--- Problem description ---
How would you translate this sentence from the passage on releasing prisoners during the pandemic into Spanish: "Releasing incarcerated people during a pandemic is deeply counterintuitive for many people."?

--- Document passage ---
The release of incarcerated people from prisons during the pandemic is a controversial move that twenty-one states and many local areas across the US have pursued. I agree with this move to release inmates early on the basis of low assessed risk to the community and high assessed risk of serious complications from COVID-19. Furthermore, I am in favor of serious changes to reduce recidivism (as a measure of harm) and end mass incarceration.
Releasing incarcerated people during a pandemic is deeply counterintuitive for many people. Yet, I believe that the logic is sound. First, it is important to recognize that prisons are hotspots for COVID-19. Due to overcrowding and the impossibility of social distancing in prisons, COVID-19 has the potential to spread like wildfire. Both incarcerated people and the surrounding communities are at risk here. Prisons require correctional officers and other personnel to operate, and these people can become vectors for the transmission of COVID-19 to the community. For example, San Quentin State Prison experienced over 1,600 cases of COVID-19 by the fourth month of the pandemic, a number which constitutes about a third of the facility (including both inmates and staff). State and local administrations are rightly concerned about the dangers posed by COVID-19, and as a result, many have moved to release inmates early.

--- Data section ---
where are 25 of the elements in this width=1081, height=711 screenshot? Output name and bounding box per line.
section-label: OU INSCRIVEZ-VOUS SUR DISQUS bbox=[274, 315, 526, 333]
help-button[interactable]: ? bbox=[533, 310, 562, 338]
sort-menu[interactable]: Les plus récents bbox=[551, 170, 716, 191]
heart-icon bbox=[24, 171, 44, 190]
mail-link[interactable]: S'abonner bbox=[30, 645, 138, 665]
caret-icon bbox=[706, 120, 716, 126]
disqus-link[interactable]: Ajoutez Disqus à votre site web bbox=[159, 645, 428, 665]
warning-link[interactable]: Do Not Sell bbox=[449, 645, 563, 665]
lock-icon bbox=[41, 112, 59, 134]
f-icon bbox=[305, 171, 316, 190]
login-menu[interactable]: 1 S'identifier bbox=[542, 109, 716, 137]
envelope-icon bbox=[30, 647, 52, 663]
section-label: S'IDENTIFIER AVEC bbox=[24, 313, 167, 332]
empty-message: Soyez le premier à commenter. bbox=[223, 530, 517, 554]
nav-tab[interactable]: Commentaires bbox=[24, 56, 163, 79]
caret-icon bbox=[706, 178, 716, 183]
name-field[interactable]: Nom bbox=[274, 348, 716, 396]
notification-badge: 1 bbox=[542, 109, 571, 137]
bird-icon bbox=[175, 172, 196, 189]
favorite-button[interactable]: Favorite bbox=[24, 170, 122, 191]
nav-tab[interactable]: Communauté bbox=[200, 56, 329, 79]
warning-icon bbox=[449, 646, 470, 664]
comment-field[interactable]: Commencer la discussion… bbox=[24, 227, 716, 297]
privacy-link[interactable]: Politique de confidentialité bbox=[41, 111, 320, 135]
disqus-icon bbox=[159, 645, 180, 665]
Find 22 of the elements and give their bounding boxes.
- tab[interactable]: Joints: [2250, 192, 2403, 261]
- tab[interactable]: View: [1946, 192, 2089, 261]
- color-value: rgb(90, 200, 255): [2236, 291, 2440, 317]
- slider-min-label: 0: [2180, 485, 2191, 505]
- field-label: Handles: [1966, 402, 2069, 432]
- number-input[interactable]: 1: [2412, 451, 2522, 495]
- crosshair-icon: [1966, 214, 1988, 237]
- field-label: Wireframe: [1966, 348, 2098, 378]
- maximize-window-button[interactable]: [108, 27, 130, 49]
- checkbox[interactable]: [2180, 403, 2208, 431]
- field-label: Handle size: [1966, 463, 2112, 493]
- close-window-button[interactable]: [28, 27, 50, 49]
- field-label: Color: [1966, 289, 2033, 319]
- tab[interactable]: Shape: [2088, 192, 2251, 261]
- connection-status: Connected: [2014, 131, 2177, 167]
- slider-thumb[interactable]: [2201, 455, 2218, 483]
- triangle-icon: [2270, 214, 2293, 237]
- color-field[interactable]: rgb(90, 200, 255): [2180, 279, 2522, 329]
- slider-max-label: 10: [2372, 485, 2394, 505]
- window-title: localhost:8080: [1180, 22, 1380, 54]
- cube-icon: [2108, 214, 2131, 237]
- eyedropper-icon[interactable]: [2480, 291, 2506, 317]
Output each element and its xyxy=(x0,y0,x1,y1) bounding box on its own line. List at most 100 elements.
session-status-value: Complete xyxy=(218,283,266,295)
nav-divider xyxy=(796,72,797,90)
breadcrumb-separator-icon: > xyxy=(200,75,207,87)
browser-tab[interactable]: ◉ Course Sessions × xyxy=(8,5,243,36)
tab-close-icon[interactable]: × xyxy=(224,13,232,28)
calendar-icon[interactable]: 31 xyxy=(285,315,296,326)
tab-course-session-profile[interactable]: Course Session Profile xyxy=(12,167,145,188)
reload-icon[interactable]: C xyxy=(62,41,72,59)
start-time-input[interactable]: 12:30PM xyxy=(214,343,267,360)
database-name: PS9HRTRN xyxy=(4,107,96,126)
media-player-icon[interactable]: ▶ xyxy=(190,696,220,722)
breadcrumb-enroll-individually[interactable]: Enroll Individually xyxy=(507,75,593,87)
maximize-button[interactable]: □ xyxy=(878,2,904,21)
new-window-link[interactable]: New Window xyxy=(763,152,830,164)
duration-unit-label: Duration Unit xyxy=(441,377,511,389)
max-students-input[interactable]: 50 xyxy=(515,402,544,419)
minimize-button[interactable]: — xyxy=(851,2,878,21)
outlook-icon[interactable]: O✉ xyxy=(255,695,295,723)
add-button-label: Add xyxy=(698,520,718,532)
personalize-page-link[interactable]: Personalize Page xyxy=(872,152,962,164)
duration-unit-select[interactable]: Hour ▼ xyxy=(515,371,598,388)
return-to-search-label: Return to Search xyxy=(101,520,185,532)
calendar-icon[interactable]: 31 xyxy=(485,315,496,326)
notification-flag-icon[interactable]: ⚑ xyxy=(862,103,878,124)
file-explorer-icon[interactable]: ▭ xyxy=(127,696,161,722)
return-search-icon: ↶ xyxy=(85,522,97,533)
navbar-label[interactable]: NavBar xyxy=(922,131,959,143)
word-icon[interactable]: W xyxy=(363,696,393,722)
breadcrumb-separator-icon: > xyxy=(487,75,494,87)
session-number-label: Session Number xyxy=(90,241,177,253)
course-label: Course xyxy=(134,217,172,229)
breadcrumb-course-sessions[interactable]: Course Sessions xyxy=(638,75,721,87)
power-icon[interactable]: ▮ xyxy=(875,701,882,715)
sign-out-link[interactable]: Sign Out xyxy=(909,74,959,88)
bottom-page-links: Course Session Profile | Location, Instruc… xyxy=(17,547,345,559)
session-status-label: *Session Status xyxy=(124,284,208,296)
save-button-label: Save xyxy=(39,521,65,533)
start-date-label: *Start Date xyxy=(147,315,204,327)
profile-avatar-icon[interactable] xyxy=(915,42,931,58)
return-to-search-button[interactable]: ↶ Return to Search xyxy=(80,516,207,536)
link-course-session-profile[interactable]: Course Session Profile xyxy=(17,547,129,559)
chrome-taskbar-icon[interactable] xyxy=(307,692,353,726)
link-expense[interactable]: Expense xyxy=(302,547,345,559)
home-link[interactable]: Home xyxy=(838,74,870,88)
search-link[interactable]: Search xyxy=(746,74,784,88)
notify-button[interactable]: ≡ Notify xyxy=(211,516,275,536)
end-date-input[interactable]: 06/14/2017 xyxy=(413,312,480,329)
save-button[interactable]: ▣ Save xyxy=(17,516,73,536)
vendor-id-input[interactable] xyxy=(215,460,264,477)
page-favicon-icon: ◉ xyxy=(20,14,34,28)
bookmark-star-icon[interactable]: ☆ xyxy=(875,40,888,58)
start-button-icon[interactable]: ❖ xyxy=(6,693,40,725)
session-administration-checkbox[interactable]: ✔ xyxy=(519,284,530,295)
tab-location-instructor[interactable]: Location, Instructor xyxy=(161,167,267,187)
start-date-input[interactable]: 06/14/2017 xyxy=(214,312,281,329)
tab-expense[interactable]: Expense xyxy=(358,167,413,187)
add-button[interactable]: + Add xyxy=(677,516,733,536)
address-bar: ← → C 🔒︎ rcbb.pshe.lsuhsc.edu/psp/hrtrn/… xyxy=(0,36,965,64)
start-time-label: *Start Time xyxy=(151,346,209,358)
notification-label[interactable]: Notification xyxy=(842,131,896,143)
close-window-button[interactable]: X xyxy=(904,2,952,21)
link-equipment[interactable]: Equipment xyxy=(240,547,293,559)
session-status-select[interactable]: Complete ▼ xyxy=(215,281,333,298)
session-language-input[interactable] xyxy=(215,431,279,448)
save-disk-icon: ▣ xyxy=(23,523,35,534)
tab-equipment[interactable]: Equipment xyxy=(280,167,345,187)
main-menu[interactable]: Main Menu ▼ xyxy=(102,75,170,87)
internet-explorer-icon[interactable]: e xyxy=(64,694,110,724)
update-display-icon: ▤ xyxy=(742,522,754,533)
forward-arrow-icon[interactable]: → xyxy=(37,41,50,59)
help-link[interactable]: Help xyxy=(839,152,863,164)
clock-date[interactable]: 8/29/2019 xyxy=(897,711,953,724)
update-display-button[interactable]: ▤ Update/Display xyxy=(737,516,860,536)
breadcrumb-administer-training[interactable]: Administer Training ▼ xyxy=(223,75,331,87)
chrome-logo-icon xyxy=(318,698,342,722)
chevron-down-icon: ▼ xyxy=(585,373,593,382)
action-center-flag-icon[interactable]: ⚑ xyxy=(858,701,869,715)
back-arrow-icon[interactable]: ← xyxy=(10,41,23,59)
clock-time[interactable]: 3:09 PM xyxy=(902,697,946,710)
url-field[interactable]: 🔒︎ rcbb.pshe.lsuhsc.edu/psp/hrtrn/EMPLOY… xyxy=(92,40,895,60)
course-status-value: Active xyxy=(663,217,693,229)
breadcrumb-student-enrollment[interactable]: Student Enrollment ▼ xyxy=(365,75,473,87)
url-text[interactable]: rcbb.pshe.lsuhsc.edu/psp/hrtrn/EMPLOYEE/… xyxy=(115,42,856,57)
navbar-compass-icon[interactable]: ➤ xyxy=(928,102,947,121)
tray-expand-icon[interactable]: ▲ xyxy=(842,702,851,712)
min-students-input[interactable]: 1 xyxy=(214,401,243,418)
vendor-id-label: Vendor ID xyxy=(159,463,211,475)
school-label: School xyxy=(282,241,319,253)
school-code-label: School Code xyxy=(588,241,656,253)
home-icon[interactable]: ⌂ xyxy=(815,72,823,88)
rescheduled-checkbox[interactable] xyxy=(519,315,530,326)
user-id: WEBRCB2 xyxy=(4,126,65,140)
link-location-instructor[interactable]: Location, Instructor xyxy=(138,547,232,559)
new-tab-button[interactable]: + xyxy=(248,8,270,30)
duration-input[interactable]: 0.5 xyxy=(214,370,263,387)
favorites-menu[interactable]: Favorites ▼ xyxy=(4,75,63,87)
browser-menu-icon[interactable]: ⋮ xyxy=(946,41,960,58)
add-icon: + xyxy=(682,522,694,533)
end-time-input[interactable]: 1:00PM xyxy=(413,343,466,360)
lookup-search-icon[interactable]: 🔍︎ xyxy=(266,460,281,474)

--- Task result ---
Liberar a personas encarceladas durante una pandemia resulta profundamente contraintuitivo para muchas personas.